=== Task statement ===
Leave out the pictures and reproduce all of the data exactly.

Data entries
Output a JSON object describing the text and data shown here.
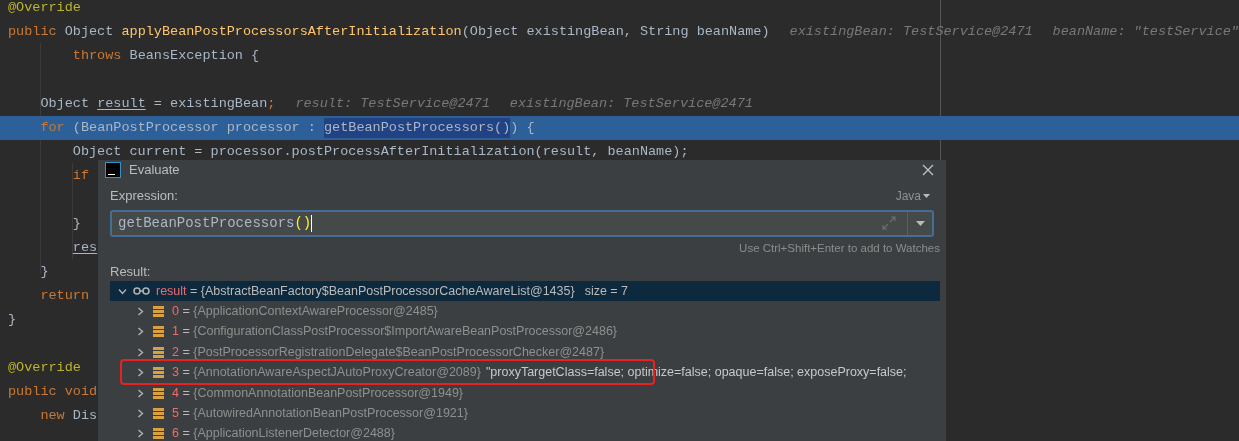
{
  "editor": {
    "lines": [
      {
        "selected": false,
        "tokens": [
          {
            "kind": "annotation",
            "text": "@Override"
          }
        ]
      },
      {
        "selected": false,
        "tokens": [
          {
            "kind": "keyword",
            "text": "public"
          },
          {
            "kind": "plain",
            "text": " Object "
          },
          {
            "kind": "method",
            "text": "applyBeanPostProcessorsAfterInitialization"
          },
          {
            "kind": "plain",
            "text": "(Object existingBean, String beanName)"
          },
          {
            "kind": "hint",
            "text": "existingBean: TestService@2471"
          },
          {
            "kind": "hint",
            "text": "beanName: \"testService\""
          }
        ]
      },
      {
        "selected": false,
        "tokens": [
          {
            "kind": "keyword",
            "text": "        throws"
          },
          {
            "kind": "plain",
            "text": " BeansException {"
          }
        ]
      },
      {
        "selected": false
      },
      {
        "selected": false,
        "tokens": [
          {
            "kind": "plain",
            "text": "    Object "
          },
          {
            "kind": "variable",
            "text": "result"
          },
          {
            "kind": "plain",
            "text": " = existingBean"
          },
          {
            "kind": "keyword",
            "text": ";"
          },
          {
            "kind": "hint",
            "text": "result: TestService@2471"
          },
          {
            "kind": "hint",
            "text": "existingBean: TestService@2471"
          }
        ]
      },
      {
        "selected": true,
        "tokens": [
          {
            "kind": "keyword",
            "text": "    for"
          },
          {
            "kind": "plain",
            "text": " (BeanPostProcessor processor : "
          },
          {
            "kind": "match",
            "text": "getBeanPostProcessors()"
          },
          {
            "kind": "plain",
            "text": ") {"
          }
        ]
      },
      {
        "selected": false,
        "tokens": [
          {
            "kind": "plain",
            "text": "        Object current = processor.postProcessAfterInitialization(result, beanName);"
          }
        ]
      },
      {
        "selected": false,
        "tokens": [
          {
            "kind": "keyword",
            "text": "        if"
          }
        ]
      },
      {
        "selected": false
      },
      {
        "selected": false,
        "tokens": [
          {
            "kind": "plain",
            "text": "        }"
          }
        ]
      },
      {
        "selected": false,
        "tokens": [
          {
            "kind": "variable",
            "text": "        res"
          }
        ]
      },
      {
        "selected": false,
        "tokens": [
          {
            "kind": "plain",
            "text": "    }"
          }
        ]
      },
      {
        "selected": false,
        "tokens": [
          {
            "kind": "keyword",
            "text": "    return"
          }
        ]
      },
      {
        "selected": false,
        "tokens": [
          {
            "kind": "plain",
            "text": "}"
          }
        ]
      },
      {
        "selected": false
      },
      {
        "selected": false,
        "tokens": [
          {
            "kind": "annotation",
            "text": "@Override"
          }
        ]
      },
      {
        "selected": false,
        "tokens": [
          {
            "kind": "keyword",
            "text": "public"
          },
          {
            "kind": "keyword",
            "text": " void"
          }
        ]
      },
      {
        "selected": false,
        "tokens": [
          {
            "kind": "keyword",
            "text": "    new"
          },
          {
            "kind": "plain",
            "text": " Dis"
          }
        ]
      }
    ]
  },
  "dialog": {
    "title": "Evaluate",
    "expression_label": "Expression:",
    "language": "Java",
    "expression": {
      "value": "getBeanPostProcessors",
      "parens": "()"
    },
    "hint": "Use Ctrl+Shift+Enter to add to Watches",
    "result_label": "Result:",
    "result": {
      "name": "result",
      "separator": "=",
      "value": "{AbstractBeanFactory$BeanPostProcessorCacheAwareList@1435}",
      "extra": "size = 7",
      "expanded": true,
      "selected": true,
      "children": [
        {
          "name": "0",
          "separator": "=",
          "value": "{ApplicationContextAwareProcessor@2485}",
          "expanded": false,
          "marked": false
        },
        {
          "name": "1",
          "separator": "=",
          "value": "{ConfigurationClassPostProcessor$ImportAwareBeanPostProcessor@2486}",
          "expanded": false,
          "marked": false
        },
        {
          "name": "2",
          "separator": "=",
          "value": "{PostProcessorRegistrationDelegate$BeanPostProcessorChecker@2487}",
          "expanded": false,
          "marked": false
        },
        {
          "name": "3",
          "separator": "=",
          "value": "{AnnotationAwareAspectJAutoProxyCreator@2089}",
          "description": "\"proxyTargetClass=false; optimize=false; opaque=false; exposeProxy=false;",
          "expanded": false,
          "marked": true
        },
        {
          "name": "4",
          "separator": "=",
          "value": "{CommonAnnotationBeanPostProcessor@1949}",
          "expanded": false,
          "marked": false
        },
        {
          "name": "5",
          "separator": "=",
          "value": "{AutowiredAnnotationBeanPostProcessor@1921}",
          "expanded": false,
          "marked": false
        },
        {
          "name": "6",
          "separator": "=",
          "value": "{ApplicationListenerDetector@2488}",
          "expanded": false,
          "marked": false
        }
      ]
    }
  }
}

=== Solution to this problem ===
Output a JSON object describing the text and data shown here.
{
  "editor": {
    "lines": [
      {
        "selected": false,
        "tokens": [
          {
            "kind": "annotation",
            "text": "@Override"
          }
        ]
      },
      {
        "selected": false,
        "tokens": [
          {
            "kind": "keyword",
            "text": "public"
          },
          {
            "kind": "plain",
            "text": " Object "
          },
          {
            "kind": "method",
            "text": "applyBeanPostProcessorsAfterInitialization"
          },
          {
            "kind": "plain",
            "text": "(Object existingBean, String beanName)"
          },
          {
            "kind": "hint",
            "text": "existingBean: TestService@2471"
          },
          {
            "kind": "hint",
            "text": "beanName: \"testService\""
          }
        ]
      },
      {
        "selected": false,
        "tokens": [
          {
            "kind": "keyword",
            "text": "        throws"
          },
          {
            "kind": "plain",
            "text": " BeansException {"
          }
        ]
      },
      {
        "selected": false
      },
      {
        "selected": false,
        "tokens": [
          {
            "kind": "plain",
            "text": "    Object "
          },
          {
            "kind": "variable",
            "text": "result"
          },
          {
            "kind": "plain",
            "text": " = existingBean"
          },
          {
            "kind": "keyword",
            "text": ";"
          },
          {
            "kind": "hint",
            "text": "result: TestService@2471"
          },
          {
            "kind": "hint",
            "text": "existingBean: TestService@2471"
          }
        ]
      },
      {
        "selected": true,
        "tokens": [
          {
            "kind": "keyword",
            "text": "    for"
          },
          {
            "kind": "plain",
            "text": " (BeanPostProcessor processor : "
          },
          {
            "kind": "match",
            "text": "getBeanPostProcessors()"
          },
          {
            "kind": "plain",
            "text": ") {"
          }
        ]
      },
      {
        "selected": false,
        "tokens": [
          {
            "kind": "plain",
            "text": "        Object current = processor.postProcessAfterInitialization(result, beanName);"
          }
        ]
      },
      {
        "selected": false,
        "tokens": [
          {
            "kind": "keyword",
            "text": "        if"
          }
        ]
      },
      {
        "selected": false
      },
      {
        "selected": false,
        "tokens": [
          {
            "kind": "plain",
            "text": "        }"
          }
        ]
      },
      {
        "selected": false,
        "tokens": [
          {
            "kind": "variable",
            "text": "        res"
          }
        ]
      },
      {
        "selected": false,
        "tokens": [
          {
            "kind": "plain",
            "text": "    }"
          }
        ]
      },
      {
        "selected": false,
        "tokens": [
          {
            "kind": "keyword",
            "text": "    return"
          }
        ]
      },
      {
        "selected": false,
        "tokens": [
          {
            "kind": "plain",
            "text": "}"
          }
        ]
      },
      {
        "selected": false
      },
      {
        "selected": false,
        "tokens": [
          {
            "kind": "annotation",
            "text": "@Override"
          }
        ]
      },
      {
        "selected": false,
        "tokens": [
          {
            "kind": "keyword",
            "text": "public"
          },
          {
            "kind": "keyword",
            "text": " void"
          }
        ]
      },
      {
        "selected": false,
        "tokens": [
          {
            "kind": "keyword",
            "text": "    new"
          },
          {
            "kind": "plain",
            "text": " Dis"
          }
        ]
      }
    ]
  },
  "dialog": {
    "title": "Evaluate",
    "expression_label": "Expression:",
    "language": "Java",
    "expression": {
      "value": "getBeanPostProcessors",
      "parens": "()"
    },
    "hint": "Use Ctrl+Shift+Enter to add to Watches",
    "result_label": "Result:",
    "result": {
      "name": "result",
      "separator": "=",
      "value": "{AbstractBeanFactory$BeanPostProcessorCacheAwareList@1435}",
      "extra": "size = 7",
      "expanded": true,
      "selected": true,
      "children": [
        {
          "name": "0",
          "separator": "=",
          "value": "{ApplicationContextAwareProcessor@2485}",
          "expanded": false,
          "marked": false
        },
        {
          "name": "1",
          "separator": "=",
          "value": "{ConfigurationClassPostProcessor$ImportAwareBeanPostProcessor@2486}",
          "expanded": false,
          "marked": false
        },
        {
          "name": "2",
          "separator": "=",
          "value": "{PostProcessorRegistrationDelegate$BeanPostProcessorChecker@2487}",
          "expanded": false,
          "marked": false
        },
        {
          "name": "3",
          "separator": "=",
          "value": "{AnnotationAwareAspectJAutoProxyCreator@2089}",
          "description": "\"proxyTargetClass=false; optimize=false; opaque=false; exposeProxy=false;",
          "expanded": false,
          "marked": true
        },
        {
          "name": "4",
          "separator": "=",
          "value": "{CommonAnnotationBeanPostProcessor@1949}",
          "expanded": false,
          "marked": false
        },
        {
          "name": "5",
          "separator": "=",
          "value": "{AutowiredAnnotationBeanPostProcessor@1921}",
          "expanded": false,
          "marked": false
        },
        {
          "name": "6",
          "separator": "=",
          "value": "{ApplicationListenerDetector@2488}",
          "expanded": false,
          "marked": false
        }
      ]
    }
  }
}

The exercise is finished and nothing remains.